[INPUT MATERIAL start]
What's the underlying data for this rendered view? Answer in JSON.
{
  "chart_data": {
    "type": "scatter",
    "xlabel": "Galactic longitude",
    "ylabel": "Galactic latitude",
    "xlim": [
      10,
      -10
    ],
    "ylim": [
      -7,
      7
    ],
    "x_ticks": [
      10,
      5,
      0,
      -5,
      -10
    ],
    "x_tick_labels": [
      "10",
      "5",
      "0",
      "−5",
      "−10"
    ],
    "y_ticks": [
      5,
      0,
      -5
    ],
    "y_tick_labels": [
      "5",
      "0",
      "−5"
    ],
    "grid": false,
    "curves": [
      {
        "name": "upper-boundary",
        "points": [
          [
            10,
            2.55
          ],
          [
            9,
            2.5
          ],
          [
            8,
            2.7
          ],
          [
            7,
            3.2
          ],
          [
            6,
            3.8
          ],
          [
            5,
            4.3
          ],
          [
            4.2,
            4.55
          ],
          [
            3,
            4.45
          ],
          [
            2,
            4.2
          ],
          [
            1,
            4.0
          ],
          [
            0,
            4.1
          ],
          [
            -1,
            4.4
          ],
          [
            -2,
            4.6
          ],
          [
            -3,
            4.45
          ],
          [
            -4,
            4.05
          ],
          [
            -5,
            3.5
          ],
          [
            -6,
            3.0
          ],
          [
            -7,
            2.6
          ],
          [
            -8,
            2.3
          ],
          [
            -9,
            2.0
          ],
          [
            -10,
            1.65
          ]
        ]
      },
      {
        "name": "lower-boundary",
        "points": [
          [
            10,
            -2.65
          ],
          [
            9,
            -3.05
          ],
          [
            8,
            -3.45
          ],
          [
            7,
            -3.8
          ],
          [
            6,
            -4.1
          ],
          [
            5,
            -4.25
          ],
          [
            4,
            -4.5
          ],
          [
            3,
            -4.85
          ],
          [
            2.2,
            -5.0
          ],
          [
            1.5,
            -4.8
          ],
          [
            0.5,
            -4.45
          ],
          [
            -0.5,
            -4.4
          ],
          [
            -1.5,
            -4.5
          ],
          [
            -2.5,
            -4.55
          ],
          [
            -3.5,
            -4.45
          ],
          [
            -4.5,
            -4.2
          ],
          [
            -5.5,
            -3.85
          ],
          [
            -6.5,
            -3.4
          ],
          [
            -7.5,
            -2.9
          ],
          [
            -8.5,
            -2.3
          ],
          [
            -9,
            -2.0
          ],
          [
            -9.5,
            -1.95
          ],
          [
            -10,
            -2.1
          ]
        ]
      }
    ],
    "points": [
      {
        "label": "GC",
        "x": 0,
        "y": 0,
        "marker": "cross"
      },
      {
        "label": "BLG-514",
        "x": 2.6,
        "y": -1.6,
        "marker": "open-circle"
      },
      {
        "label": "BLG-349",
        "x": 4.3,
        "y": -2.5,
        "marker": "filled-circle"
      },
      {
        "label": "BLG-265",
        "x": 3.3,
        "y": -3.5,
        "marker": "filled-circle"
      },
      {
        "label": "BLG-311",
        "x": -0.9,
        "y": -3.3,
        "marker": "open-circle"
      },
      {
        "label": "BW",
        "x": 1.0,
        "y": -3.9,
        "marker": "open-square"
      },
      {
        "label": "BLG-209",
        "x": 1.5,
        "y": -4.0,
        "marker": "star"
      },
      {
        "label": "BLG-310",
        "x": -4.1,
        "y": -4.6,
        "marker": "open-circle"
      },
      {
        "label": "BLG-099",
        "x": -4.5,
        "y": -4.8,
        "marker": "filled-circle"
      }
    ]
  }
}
[INPUT MATERIAL end]
[INPUT MATERIAL start]
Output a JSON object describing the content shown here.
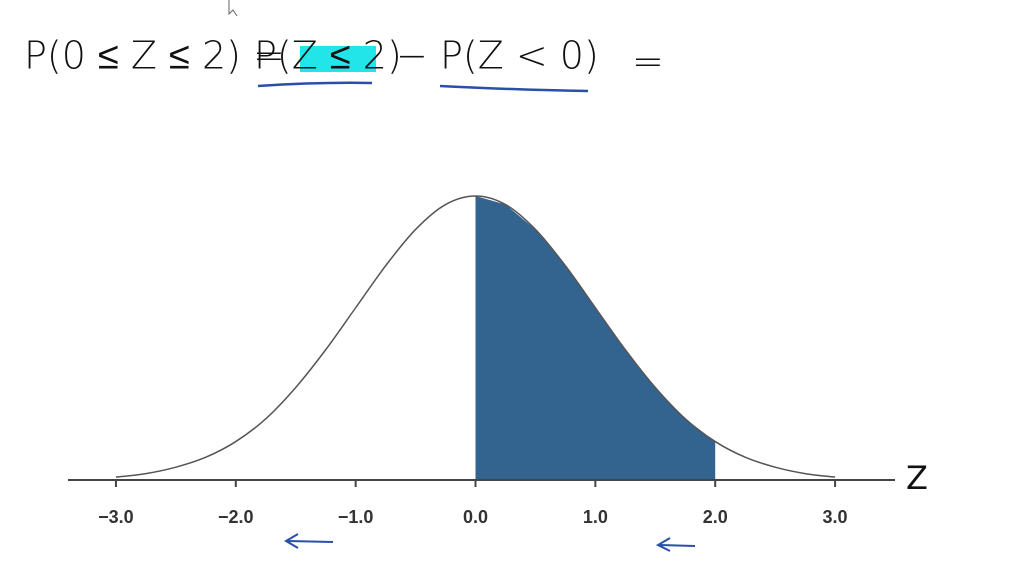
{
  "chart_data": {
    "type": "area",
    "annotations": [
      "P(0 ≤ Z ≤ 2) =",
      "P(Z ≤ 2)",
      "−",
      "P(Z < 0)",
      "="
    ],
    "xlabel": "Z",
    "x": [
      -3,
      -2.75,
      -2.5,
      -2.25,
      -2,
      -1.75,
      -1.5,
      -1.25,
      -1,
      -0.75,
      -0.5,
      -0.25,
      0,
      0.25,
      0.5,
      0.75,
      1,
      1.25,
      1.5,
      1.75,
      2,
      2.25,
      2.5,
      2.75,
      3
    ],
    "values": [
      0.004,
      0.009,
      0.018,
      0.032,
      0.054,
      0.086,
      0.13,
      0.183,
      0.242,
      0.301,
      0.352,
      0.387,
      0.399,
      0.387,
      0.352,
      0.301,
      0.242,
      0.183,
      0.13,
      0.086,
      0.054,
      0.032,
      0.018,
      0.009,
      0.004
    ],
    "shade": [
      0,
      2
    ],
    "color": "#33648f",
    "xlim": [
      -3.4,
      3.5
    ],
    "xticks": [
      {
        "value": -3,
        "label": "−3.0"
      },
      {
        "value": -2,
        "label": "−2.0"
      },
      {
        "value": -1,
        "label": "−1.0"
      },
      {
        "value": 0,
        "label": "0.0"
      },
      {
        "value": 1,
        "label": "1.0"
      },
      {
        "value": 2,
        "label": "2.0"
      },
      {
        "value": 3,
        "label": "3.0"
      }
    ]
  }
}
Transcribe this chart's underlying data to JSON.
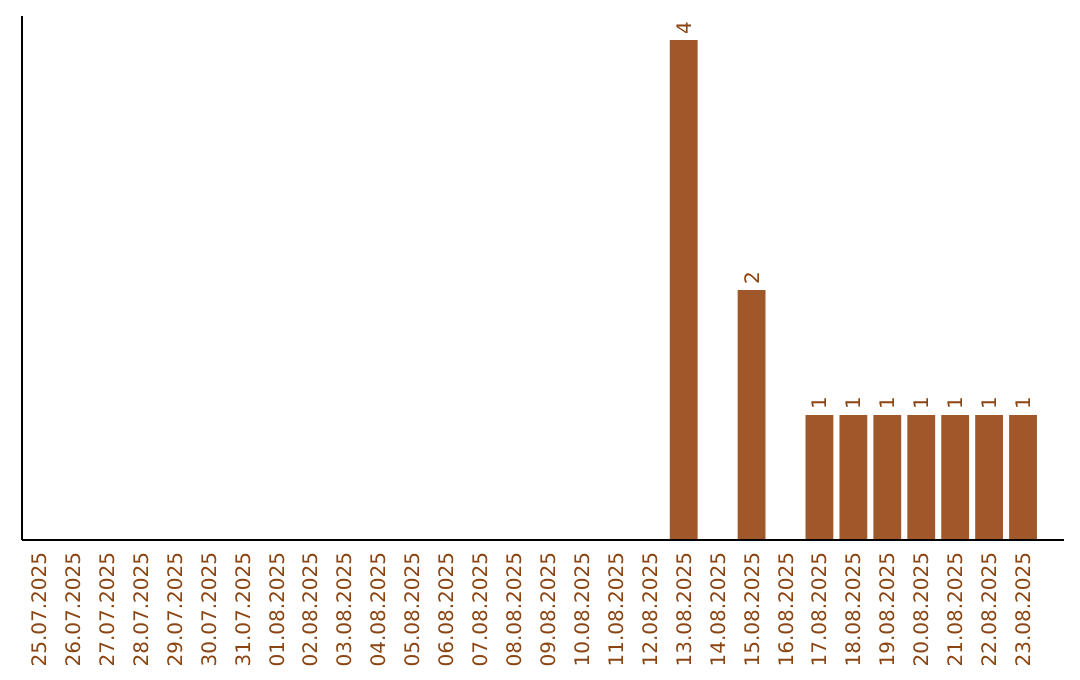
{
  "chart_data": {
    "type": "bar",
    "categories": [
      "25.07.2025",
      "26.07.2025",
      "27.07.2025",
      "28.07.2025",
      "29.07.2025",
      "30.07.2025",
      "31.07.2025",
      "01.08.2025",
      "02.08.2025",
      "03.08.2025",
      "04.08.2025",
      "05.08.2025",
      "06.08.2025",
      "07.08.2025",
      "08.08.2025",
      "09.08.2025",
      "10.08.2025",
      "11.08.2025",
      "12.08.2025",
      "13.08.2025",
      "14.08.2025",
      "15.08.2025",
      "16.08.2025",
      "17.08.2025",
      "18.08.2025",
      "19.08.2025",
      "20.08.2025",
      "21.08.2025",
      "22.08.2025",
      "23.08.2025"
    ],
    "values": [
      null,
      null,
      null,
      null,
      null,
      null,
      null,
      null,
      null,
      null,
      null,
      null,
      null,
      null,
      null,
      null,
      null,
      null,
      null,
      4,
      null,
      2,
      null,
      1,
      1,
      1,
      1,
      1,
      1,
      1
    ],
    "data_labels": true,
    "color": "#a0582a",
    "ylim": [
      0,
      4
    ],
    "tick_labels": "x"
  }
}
[INPUT MATERIAL end]
[INPUT MATERIAL start]
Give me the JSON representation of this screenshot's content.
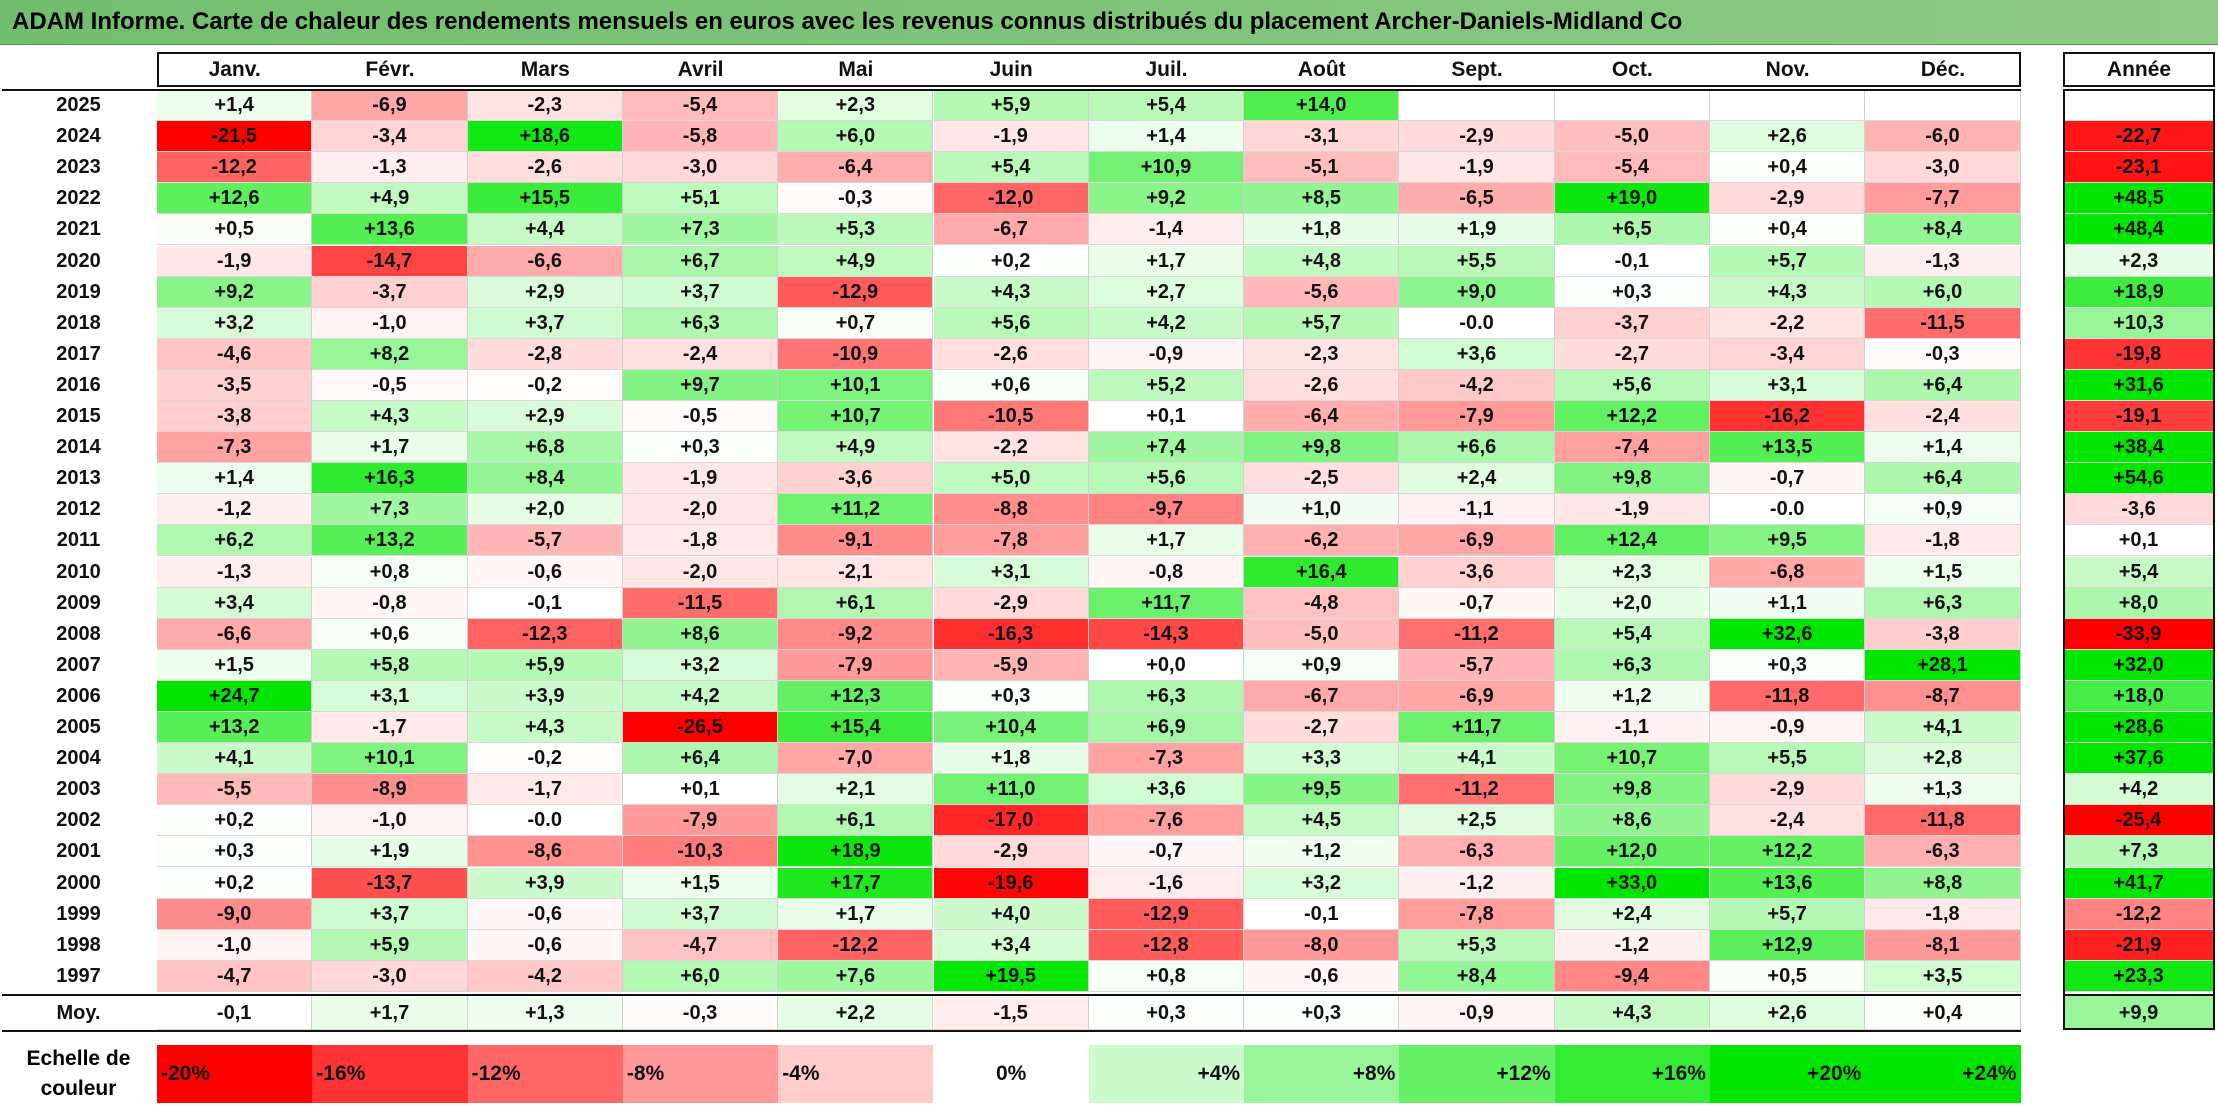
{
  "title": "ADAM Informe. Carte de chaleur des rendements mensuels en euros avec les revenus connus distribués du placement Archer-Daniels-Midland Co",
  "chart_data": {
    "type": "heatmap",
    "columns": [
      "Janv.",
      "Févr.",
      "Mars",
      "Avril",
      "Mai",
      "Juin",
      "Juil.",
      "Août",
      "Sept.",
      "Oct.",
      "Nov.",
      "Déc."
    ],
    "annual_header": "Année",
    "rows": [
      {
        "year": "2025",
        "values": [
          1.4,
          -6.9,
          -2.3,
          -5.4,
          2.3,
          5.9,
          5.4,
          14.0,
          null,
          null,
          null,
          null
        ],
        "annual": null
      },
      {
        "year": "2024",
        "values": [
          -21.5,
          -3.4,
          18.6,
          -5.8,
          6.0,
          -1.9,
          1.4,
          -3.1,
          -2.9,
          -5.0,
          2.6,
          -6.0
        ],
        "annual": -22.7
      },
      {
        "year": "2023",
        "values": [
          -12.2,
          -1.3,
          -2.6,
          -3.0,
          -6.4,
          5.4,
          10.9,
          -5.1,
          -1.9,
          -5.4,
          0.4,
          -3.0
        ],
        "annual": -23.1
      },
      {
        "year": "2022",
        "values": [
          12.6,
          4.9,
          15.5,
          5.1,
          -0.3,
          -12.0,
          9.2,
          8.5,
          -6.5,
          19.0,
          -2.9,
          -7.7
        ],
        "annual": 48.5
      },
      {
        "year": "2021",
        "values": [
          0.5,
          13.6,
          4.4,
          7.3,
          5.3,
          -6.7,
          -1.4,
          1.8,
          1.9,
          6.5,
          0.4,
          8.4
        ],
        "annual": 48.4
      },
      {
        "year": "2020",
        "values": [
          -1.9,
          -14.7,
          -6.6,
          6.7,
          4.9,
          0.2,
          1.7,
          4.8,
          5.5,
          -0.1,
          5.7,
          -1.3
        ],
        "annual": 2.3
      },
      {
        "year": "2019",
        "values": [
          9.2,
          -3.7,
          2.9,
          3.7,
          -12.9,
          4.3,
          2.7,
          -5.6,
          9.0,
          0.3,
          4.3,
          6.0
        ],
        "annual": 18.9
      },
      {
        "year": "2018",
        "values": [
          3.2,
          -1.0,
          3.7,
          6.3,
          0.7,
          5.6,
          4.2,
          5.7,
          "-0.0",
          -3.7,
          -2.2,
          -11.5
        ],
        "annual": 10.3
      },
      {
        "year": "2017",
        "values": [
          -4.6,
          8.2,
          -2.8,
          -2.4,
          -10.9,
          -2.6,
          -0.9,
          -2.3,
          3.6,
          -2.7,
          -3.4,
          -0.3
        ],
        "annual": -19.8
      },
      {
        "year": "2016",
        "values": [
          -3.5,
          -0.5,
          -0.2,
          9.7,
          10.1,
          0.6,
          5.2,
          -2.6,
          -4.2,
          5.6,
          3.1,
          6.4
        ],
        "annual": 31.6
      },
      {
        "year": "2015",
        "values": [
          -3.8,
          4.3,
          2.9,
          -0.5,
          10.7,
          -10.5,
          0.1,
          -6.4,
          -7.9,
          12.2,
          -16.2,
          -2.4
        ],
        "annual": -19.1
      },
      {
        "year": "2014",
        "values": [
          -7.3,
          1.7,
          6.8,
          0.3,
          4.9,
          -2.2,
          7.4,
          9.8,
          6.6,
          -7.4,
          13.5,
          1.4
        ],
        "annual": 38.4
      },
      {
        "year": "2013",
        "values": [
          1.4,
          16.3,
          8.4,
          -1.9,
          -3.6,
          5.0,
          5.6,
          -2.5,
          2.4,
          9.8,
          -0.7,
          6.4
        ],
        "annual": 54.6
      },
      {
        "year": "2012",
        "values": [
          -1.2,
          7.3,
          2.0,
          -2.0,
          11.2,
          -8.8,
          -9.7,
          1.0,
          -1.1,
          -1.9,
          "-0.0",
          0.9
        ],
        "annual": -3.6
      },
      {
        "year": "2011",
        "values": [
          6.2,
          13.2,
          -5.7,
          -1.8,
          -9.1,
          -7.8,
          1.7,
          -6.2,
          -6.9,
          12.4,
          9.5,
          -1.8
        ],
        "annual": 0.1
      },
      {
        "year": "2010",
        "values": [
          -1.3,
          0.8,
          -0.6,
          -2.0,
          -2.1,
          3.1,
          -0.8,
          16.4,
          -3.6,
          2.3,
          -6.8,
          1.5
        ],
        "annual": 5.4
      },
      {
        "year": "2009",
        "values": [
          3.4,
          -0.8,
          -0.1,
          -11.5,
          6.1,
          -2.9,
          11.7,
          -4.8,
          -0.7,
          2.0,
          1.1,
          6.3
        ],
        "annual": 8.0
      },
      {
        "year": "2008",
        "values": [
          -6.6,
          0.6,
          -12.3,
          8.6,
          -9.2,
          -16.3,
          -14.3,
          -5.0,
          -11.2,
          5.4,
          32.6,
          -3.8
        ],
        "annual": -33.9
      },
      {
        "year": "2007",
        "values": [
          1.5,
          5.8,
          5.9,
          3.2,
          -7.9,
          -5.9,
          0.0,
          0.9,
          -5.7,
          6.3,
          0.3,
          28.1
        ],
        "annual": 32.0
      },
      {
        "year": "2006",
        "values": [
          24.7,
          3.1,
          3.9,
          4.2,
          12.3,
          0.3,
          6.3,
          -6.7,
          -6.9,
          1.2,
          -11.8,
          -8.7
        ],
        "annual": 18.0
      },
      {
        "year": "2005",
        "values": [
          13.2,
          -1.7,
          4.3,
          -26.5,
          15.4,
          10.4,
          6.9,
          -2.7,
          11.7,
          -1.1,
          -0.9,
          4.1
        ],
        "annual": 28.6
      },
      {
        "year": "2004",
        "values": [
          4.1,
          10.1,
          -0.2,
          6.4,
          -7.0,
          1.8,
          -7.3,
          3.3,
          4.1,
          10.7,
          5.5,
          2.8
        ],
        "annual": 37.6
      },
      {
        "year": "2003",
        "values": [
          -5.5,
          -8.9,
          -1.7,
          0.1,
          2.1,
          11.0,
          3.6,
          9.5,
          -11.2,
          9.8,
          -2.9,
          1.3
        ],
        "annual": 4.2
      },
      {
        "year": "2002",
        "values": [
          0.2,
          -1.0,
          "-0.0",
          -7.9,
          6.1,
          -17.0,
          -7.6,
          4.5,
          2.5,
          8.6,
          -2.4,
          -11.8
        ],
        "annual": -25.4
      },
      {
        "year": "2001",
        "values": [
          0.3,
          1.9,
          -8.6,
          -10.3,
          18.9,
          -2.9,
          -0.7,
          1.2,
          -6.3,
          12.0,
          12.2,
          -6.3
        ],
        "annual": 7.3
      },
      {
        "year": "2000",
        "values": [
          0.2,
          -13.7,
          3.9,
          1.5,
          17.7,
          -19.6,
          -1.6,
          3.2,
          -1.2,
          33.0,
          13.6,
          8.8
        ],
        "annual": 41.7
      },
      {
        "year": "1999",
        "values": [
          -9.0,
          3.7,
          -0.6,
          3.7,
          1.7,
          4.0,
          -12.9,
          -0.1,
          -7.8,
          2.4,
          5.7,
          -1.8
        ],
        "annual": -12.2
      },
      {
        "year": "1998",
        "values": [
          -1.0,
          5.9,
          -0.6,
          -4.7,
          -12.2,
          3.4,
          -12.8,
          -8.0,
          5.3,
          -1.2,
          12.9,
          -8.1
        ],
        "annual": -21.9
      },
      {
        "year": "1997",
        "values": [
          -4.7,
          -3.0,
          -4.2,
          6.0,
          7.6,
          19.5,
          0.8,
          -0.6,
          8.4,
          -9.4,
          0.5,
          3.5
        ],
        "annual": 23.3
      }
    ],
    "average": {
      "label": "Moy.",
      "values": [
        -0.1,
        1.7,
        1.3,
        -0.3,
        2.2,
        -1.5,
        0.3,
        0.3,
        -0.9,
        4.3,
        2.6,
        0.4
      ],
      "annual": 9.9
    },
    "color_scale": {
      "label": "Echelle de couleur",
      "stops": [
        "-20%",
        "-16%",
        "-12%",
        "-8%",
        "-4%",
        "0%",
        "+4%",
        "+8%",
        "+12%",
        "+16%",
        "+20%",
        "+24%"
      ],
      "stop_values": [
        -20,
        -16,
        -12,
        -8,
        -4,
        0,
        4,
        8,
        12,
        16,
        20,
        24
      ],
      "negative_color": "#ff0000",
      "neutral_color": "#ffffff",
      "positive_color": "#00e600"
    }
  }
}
[INPUT MATERIAL end]
## TASK TO CARRY OUT
Say how many lines of the data include the word "content". Nothing other than the number should be given.

## ANSWER TO THIS TASK
2